• _EXERCISE DESCRIPTION_:
Answer with one number only: the number of lines that include the word "JSON".

• _MATERIAL FOR THE TASK_:
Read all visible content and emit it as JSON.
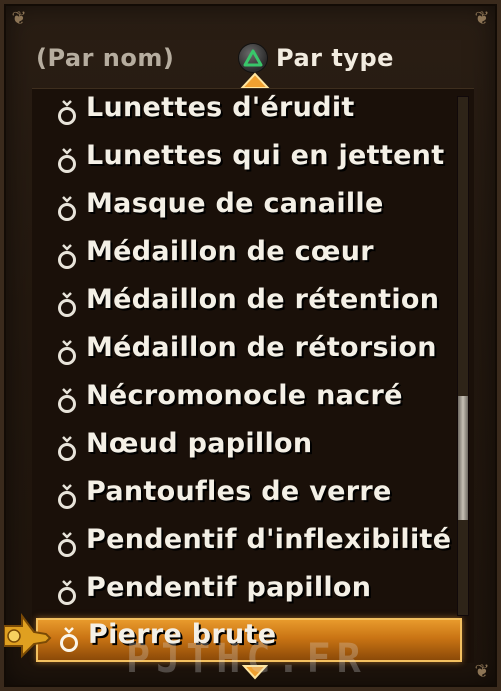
{
  "sort": {
    "by_name_label": "(Par nom)",
    "by_type_label": "Par type",
    "button_icon": "triangle-button-icon"
  },
  "list": {
    "items": [
      {
        "label": "Lunettes d'érudit",
        "icon": "ring-icon"
      },
      {
        "label": "Lunettes qui en jettent",
        "icon": "ring-icon"
      },
      {
        "label": "Masque de canaille",
        "icon": "ring-icon"
      },
      {
        "label": "Médaillon de cœur",
        "icon": "ring-icon"
      },
      {
        "label": "Médaillon de rétention",
        "icon": "ring-icon"
      },
      {
        "label": "Médaillon de rétorsion",
        "icon": "ring-icon"
      },
      {
        "label": "Nécromonocle nacré",
        "icon": "ring-icon"
      },
      {
        "label": "Nœud papillon",
        "icon": "ring-icon"
      },
      {
        "label": "Pantoufles de verre",
        "icon": "ring-icon"
      },
      {
        "label": "Pendentif d'inflexibilité",
        "icon": "ring-icon"
      },
      {
        "label": "Pendentif papillon",
        "icon": "ring-icon"
      },
      {
        "label": "Pierre brute",
        "icon": "ring-icon",
        "selected": true
      }
    ],
    "selected_index": 11,
    "scroll_position": 0.76
  },
  "watermark": "PJTHC.FR",
  "colors": {
    "selection": "#c97414",
    "selection_border": "#f3c060",
    "text": "#f4f0e6",
    "inactive_text": "#b6ad9f",
    "triangle": "#39c66a"
  }
}
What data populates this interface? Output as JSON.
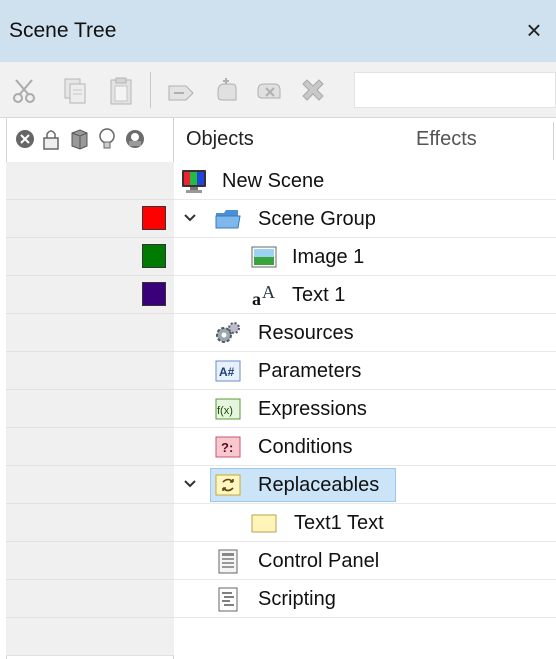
{
  "window": {
    "title": "Scene Tree",
    "close_glyph": "×"
  },
  "toolbar": {
    "buttons": [
      {
        "icon": "cut-icon"
      },
      {
        "icon": "copy-icon"
      },
      {
        "icon": "paste-icon"
      },
      {
        "icon": "tag-icon"
      },
      {
        "icon": "hand-add-icon"
      },
      {
        "icon": "hand-remove-icon"
      },
      {
        "icon": "delete-x-icon"
      }
    ],
    "search_value": ""
  },
  "columns": {
    "status_icons": [
      "disable-icon",
      "lock-icon",
      "cube-icon",
      "bulb-icon",
      "camera-icon"
    ],
    "objects_label": "Objects",
    "effects_label": "Effects"
  },
  "colors": {
    "scene_group": "#ff0000",
    "image_1": "#007a00",
    "text_1": "#3a007a",
    "selection": "#cce4f7"
  },
  "tree": {
    "new_scene": "New Scene",
    "scene_group": "Scene Group",
    "image_1": "Image 1",
    "text_1": "Text 1",
    "resources": "Resources",
    "parameters": "Parameters",
    "expressions": "Expressions",
    "conditions": "Conditions",
    "replaceables": "Replaceables",
    "text1_text": "Text1 Text",
    "control_panel": "Control Panel",
    "scripting": "Scripting"
  }
}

• _SOLUTION TO THIS PROBLEM_:
2